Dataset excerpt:
"""
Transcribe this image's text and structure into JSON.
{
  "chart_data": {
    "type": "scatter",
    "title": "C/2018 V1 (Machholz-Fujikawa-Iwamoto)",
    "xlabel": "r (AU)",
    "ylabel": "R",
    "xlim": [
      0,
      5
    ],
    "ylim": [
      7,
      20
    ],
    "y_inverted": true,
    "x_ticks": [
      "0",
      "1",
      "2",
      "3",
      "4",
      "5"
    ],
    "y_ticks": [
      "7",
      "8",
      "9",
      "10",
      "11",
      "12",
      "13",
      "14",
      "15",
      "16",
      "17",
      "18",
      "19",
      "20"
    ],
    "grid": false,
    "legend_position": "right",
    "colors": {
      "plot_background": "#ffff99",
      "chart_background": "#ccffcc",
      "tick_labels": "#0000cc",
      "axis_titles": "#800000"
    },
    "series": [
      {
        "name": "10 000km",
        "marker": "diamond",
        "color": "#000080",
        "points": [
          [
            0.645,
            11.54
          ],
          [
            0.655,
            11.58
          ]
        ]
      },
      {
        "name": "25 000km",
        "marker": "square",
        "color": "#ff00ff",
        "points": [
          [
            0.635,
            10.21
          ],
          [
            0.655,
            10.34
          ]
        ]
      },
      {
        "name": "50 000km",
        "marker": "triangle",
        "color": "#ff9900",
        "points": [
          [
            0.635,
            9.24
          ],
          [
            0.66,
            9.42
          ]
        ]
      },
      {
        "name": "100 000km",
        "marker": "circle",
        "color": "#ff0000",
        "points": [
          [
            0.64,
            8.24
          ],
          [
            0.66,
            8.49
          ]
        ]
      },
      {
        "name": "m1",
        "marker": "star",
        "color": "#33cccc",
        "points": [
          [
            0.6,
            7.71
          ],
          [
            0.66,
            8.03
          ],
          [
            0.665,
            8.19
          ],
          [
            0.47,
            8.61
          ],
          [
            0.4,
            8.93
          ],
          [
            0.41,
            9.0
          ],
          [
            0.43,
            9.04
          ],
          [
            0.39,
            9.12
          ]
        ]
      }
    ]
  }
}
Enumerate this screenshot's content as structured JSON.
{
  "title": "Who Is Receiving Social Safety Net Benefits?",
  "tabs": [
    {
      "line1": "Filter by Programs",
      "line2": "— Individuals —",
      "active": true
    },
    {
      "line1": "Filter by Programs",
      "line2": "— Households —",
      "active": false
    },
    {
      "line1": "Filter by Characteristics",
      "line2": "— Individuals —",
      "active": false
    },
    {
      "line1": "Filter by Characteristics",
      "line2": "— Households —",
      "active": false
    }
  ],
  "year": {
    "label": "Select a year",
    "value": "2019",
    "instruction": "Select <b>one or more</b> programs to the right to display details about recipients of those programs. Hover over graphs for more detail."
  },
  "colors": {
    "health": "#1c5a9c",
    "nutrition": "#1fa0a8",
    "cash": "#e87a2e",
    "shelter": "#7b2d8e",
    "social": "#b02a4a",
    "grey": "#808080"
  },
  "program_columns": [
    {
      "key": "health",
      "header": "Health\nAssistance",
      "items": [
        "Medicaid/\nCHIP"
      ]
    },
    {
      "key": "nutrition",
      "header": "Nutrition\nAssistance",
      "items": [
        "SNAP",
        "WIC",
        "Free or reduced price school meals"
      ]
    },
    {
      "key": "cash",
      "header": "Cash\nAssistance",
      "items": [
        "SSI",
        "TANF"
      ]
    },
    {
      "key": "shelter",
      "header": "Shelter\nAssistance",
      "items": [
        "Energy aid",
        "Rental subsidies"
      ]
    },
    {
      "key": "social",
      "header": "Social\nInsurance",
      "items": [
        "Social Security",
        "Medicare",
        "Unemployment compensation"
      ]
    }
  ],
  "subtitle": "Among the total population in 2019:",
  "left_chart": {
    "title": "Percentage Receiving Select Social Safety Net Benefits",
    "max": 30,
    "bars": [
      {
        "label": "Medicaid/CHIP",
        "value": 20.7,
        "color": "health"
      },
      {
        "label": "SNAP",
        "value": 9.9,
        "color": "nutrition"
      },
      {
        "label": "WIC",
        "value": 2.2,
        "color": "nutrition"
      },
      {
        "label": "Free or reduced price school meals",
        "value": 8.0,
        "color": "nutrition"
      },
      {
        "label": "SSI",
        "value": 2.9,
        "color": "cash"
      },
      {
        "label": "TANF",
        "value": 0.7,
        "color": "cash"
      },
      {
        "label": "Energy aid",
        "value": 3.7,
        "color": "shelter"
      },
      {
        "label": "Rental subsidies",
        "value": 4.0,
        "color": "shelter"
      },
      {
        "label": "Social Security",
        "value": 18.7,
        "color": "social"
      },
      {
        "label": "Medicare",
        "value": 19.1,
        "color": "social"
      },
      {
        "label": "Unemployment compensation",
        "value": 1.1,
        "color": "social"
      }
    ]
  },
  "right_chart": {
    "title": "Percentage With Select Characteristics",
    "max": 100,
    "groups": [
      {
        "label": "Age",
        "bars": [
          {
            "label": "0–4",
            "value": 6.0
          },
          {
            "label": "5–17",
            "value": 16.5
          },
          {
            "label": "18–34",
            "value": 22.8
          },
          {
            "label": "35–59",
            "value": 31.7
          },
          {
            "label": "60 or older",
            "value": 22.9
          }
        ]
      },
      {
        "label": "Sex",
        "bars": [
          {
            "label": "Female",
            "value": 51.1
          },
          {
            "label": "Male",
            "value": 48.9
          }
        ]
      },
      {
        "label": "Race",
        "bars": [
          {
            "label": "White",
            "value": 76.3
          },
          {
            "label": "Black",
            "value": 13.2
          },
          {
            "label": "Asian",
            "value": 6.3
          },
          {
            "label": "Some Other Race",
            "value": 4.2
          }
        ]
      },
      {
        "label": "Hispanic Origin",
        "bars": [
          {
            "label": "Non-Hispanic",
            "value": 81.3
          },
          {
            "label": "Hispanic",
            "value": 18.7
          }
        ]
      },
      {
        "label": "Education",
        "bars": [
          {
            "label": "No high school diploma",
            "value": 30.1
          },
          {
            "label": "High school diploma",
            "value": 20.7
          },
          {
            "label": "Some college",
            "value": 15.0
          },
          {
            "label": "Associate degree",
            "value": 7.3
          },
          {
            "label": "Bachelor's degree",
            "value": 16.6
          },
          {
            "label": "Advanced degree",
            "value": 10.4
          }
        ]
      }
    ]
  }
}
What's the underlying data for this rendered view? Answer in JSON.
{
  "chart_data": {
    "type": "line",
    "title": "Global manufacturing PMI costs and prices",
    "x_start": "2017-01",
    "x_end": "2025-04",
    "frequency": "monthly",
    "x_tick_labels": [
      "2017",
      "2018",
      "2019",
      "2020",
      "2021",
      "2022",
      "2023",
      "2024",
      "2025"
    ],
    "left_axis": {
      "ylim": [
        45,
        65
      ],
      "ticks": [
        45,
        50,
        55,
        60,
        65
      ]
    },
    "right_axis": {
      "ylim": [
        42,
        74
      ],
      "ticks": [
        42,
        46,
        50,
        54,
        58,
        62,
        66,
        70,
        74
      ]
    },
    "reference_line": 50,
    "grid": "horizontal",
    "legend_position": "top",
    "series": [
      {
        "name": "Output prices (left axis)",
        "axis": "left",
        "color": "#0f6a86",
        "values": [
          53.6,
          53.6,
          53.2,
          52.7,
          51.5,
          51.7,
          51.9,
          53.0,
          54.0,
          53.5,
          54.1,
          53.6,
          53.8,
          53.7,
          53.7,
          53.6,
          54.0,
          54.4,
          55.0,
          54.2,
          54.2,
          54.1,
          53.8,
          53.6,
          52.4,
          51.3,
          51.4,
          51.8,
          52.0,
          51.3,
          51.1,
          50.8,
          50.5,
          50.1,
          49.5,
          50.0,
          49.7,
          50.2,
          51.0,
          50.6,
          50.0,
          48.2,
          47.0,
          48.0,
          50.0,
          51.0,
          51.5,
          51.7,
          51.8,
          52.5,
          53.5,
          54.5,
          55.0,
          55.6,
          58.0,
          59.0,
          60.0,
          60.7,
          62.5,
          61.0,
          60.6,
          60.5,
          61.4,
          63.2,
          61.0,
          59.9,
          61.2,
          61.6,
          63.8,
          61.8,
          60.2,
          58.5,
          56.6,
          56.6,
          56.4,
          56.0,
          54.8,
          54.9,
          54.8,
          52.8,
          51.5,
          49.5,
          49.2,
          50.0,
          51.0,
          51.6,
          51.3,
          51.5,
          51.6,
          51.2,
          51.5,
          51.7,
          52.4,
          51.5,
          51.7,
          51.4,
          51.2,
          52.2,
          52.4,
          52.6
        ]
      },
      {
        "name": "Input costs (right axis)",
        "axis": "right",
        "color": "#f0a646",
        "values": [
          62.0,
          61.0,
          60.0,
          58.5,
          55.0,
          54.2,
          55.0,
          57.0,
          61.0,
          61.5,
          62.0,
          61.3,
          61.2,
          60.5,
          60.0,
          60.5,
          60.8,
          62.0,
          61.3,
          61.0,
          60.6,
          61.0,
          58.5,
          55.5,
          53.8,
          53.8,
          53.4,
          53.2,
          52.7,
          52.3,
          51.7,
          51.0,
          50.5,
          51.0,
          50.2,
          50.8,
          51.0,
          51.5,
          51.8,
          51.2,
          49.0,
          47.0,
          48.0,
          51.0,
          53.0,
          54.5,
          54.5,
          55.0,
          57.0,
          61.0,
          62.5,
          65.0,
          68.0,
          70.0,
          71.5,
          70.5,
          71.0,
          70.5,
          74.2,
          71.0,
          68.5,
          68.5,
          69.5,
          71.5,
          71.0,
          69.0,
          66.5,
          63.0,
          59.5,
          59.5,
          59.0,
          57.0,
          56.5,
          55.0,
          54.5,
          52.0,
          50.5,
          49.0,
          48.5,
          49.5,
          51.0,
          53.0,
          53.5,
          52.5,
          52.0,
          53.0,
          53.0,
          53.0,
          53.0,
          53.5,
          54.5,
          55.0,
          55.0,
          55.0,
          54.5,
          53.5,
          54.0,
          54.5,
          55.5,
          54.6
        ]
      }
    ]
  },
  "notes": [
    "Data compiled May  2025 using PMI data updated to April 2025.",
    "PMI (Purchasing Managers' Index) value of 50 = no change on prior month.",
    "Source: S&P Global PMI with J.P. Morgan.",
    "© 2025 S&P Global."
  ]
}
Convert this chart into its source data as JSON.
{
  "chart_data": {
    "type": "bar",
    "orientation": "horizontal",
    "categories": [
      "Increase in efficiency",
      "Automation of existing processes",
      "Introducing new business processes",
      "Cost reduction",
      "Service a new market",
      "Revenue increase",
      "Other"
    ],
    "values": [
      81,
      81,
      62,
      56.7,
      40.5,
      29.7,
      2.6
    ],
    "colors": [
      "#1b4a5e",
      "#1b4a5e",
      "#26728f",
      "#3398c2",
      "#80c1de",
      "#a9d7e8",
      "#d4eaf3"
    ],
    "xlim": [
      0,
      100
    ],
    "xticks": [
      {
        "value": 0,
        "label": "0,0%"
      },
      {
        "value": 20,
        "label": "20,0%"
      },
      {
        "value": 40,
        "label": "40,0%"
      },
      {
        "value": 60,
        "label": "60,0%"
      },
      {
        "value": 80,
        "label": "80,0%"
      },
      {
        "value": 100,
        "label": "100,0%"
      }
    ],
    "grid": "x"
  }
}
"""
TASK INSTRUCTIONS: In the entries above, identify every line with the word "header". Copy those lines.

EXERCISE ANSWER:
      "header": "Health\nAssistance",
      "header": "Nutrition\nAssistance",
      "header": "Cash\nAssistance",
      "header": "Shelter\nAssistance",
      "header": "Social\nInsurance",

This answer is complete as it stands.